*Work to do*
Lines that hold the word "name" should be located and copied.
##### Recorded information
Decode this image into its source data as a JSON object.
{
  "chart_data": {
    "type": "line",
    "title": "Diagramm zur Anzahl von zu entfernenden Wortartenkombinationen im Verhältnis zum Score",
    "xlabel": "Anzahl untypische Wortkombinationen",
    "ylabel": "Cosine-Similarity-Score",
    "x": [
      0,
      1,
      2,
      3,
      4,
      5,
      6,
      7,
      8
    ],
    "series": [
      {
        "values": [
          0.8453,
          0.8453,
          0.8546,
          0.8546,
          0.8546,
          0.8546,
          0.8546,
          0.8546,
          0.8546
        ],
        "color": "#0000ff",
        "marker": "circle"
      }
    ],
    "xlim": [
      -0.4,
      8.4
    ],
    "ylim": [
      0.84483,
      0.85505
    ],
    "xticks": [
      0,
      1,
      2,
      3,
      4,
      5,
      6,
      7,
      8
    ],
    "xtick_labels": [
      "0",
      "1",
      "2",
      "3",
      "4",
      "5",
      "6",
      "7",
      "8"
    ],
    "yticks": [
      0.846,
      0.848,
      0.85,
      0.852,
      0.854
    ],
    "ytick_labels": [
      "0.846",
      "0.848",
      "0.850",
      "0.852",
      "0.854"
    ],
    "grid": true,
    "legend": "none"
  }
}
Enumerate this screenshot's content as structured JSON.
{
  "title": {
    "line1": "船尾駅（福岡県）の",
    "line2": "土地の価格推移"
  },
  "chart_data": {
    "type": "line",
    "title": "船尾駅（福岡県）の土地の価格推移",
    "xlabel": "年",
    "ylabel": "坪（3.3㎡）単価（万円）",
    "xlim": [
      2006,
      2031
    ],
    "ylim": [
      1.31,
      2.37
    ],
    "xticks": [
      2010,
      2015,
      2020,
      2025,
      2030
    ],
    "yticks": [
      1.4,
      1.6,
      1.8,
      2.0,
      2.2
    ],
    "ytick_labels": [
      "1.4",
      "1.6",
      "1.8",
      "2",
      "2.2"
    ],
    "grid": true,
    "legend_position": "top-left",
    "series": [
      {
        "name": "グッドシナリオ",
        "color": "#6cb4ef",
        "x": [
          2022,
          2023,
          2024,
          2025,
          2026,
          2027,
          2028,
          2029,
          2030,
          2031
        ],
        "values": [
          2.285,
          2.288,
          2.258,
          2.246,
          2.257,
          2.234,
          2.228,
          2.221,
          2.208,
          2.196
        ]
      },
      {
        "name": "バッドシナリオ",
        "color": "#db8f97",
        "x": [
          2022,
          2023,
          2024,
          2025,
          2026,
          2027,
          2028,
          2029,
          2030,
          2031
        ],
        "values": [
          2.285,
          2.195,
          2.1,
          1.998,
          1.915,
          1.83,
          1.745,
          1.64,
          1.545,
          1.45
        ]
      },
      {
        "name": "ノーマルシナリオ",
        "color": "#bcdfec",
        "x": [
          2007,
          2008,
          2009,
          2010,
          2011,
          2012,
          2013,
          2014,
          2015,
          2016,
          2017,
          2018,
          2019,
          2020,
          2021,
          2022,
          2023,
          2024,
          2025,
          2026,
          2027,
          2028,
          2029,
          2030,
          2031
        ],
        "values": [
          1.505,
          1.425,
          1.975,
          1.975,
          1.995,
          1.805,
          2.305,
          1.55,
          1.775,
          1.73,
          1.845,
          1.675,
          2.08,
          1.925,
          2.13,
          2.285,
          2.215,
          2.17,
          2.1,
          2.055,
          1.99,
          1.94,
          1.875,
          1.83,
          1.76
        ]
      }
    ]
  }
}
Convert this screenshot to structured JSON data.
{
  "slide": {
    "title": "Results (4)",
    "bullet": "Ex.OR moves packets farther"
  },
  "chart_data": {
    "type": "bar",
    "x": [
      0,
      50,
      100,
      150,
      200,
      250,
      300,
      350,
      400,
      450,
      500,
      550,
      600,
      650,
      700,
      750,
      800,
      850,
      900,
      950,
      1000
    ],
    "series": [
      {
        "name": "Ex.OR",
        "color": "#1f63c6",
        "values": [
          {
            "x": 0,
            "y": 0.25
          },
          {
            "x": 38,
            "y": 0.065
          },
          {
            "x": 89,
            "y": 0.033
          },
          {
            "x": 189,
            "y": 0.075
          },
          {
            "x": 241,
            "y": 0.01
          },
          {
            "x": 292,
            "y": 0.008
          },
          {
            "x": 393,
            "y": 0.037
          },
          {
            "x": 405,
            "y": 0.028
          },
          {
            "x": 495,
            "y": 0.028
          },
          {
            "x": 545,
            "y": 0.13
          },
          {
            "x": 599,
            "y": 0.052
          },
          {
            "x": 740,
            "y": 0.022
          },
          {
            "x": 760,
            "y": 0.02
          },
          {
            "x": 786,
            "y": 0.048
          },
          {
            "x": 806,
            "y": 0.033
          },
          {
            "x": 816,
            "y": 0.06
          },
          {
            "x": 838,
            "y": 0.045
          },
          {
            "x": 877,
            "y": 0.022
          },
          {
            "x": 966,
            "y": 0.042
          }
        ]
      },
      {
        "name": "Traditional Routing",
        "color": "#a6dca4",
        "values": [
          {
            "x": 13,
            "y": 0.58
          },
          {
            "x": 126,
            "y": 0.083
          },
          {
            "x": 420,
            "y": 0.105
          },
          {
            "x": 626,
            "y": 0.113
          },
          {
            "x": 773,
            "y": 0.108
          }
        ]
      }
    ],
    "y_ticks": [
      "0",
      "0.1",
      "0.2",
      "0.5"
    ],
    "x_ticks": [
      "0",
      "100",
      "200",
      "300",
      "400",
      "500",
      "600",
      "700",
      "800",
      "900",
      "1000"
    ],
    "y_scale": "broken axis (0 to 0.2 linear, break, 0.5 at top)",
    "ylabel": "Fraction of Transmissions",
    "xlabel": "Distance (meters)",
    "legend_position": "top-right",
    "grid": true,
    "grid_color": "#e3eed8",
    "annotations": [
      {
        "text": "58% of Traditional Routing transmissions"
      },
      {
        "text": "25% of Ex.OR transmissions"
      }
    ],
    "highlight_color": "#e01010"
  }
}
##########
*Solved problem*
        "name": "グッドシナリオ",
        "name": "バッドシナリオ",
        "name": "ノーマルシナリオ",
        "name": "Ex.OR",
        "name": "Traditional Routing",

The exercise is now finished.